#### Entries:
· · ·

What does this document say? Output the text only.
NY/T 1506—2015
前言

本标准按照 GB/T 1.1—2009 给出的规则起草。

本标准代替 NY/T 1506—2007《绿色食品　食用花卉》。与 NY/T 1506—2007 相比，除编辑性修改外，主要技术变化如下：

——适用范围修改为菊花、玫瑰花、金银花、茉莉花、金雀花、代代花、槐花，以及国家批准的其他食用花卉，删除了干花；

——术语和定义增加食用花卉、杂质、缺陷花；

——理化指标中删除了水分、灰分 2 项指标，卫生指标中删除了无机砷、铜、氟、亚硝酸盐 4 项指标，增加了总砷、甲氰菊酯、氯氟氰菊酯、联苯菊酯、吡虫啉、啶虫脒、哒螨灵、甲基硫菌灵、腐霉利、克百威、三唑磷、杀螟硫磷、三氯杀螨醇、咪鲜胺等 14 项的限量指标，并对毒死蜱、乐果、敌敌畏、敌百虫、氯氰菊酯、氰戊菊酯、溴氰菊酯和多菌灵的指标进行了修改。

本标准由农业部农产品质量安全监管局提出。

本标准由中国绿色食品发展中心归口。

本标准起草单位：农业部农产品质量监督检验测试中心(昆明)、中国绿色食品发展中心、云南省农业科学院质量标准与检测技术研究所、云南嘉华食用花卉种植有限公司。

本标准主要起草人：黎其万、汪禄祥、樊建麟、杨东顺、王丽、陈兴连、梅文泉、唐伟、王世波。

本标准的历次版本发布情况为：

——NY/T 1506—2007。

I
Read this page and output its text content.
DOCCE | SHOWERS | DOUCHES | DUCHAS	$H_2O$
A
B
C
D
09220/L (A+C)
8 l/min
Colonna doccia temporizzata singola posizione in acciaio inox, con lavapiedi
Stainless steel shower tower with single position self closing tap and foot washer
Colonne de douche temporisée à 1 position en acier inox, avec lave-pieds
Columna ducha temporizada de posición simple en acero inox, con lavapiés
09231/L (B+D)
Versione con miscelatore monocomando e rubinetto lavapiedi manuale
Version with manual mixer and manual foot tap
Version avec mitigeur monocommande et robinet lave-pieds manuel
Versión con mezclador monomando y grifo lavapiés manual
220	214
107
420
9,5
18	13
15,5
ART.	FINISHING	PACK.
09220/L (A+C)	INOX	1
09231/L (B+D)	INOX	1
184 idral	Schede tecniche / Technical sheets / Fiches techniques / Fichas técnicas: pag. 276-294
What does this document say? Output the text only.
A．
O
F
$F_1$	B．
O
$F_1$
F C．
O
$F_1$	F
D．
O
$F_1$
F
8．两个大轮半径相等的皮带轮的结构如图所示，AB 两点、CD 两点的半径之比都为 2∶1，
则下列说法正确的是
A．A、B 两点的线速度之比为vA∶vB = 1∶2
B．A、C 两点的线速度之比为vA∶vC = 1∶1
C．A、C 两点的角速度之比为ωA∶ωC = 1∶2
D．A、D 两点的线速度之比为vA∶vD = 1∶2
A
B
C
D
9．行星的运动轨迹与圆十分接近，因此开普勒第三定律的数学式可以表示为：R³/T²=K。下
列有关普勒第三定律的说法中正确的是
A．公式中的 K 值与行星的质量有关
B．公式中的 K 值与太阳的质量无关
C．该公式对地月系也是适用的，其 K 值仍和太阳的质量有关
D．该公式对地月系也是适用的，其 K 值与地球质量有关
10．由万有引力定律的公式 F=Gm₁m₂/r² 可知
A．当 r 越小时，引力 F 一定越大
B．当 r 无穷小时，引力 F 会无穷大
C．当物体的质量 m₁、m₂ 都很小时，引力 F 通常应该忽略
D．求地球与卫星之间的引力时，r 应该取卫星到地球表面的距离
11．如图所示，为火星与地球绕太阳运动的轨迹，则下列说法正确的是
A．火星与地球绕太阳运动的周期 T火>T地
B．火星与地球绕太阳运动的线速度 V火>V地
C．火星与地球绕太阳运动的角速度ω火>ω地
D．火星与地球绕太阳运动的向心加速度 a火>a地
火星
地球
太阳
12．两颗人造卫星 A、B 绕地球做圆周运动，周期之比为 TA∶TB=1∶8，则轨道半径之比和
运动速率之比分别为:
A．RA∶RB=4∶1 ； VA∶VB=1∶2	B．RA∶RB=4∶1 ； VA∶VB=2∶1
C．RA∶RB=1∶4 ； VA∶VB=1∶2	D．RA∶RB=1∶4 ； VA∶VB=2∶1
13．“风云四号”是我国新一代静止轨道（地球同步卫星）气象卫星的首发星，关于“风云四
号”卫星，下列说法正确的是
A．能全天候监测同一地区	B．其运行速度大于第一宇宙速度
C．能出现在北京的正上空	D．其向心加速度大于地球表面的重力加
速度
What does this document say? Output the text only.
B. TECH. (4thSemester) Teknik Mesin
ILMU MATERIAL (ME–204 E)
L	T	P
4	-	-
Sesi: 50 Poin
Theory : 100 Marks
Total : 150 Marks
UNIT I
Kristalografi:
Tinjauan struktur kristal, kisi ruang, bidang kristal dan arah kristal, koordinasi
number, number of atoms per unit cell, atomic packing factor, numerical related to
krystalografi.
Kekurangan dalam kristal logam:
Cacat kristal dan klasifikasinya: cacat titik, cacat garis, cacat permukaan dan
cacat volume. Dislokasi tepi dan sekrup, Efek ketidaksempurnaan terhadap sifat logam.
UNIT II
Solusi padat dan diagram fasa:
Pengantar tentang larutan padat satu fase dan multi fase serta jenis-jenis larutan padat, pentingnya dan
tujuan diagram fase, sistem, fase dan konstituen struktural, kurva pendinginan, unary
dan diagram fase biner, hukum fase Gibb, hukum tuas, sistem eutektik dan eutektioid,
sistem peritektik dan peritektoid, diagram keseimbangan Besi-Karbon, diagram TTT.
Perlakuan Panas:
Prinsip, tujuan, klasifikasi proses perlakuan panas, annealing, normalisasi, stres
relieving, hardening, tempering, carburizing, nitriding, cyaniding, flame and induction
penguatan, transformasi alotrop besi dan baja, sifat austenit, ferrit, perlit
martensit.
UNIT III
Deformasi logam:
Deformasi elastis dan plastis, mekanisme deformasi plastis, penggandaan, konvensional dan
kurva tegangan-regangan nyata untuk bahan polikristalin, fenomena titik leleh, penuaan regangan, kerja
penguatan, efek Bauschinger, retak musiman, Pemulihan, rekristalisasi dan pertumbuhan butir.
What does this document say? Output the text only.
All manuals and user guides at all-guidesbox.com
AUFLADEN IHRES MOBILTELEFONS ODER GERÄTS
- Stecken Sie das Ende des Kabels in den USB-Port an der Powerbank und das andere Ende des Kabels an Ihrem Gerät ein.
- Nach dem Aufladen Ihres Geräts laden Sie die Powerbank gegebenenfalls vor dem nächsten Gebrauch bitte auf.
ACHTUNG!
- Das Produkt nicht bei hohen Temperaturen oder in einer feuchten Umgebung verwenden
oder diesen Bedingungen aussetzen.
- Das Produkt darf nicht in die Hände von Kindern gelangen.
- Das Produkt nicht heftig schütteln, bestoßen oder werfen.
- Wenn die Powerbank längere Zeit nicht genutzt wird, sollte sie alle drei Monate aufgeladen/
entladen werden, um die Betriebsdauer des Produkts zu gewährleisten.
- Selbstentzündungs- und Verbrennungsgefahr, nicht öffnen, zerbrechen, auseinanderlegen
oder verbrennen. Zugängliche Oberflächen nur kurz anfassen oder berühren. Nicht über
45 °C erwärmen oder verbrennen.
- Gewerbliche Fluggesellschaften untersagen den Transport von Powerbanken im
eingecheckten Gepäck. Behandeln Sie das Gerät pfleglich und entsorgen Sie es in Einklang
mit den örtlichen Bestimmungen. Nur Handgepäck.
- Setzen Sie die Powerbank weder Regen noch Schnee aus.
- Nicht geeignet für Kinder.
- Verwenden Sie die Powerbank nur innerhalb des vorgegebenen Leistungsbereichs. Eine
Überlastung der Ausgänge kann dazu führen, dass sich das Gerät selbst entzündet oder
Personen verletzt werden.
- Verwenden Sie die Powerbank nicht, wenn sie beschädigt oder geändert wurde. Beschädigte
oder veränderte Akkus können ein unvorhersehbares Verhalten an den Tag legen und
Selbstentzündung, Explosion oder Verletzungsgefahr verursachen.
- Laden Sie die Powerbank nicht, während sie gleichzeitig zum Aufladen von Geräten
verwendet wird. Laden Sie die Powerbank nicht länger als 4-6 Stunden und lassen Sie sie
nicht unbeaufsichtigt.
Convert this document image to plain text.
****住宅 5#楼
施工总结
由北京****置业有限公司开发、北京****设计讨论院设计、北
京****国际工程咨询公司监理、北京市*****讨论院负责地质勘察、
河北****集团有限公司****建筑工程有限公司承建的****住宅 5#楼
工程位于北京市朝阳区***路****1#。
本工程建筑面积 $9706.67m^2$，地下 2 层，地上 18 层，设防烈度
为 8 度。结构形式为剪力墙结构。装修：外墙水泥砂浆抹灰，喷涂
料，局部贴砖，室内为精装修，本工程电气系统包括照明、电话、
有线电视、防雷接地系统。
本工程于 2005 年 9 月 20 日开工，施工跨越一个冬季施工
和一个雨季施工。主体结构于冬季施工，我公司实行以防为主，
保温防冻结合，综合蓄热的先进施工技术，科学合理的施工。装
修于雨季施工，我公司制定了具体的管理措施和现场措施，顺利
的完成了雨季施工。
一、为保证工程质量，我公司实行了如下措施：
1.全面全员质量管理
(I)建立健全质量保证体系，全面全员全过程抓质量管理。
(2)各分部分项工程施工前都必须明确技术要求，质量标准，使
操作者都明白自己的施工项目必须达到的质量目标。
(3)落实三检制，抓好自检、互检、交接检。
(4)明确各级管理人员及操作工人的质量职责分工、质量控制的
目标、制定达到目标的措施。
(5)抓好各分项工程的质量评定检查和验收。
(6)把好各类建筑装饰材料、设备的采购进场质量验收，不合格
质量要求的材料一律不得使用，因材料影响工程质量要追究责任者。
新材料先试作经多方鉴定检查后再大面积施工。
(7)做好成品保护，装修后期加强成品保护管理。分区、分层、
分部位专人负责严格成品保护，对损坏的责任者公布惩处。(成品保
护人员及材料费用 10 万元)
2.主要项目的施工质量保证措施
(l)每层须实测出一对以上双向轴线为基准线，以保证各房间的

· · ·

#### Problem requirements:
In the material above, find each line that contains the word "wird", and select it.

#### Correct result:
- Wenn die Powerbank längere Zeit nicht genutzt wird, sollte sie alle drei Monate aufgeladen/
verwendet wird. Laden Sie die Powerbank nicht länger als 4-6 Stunden und lassen Sie sie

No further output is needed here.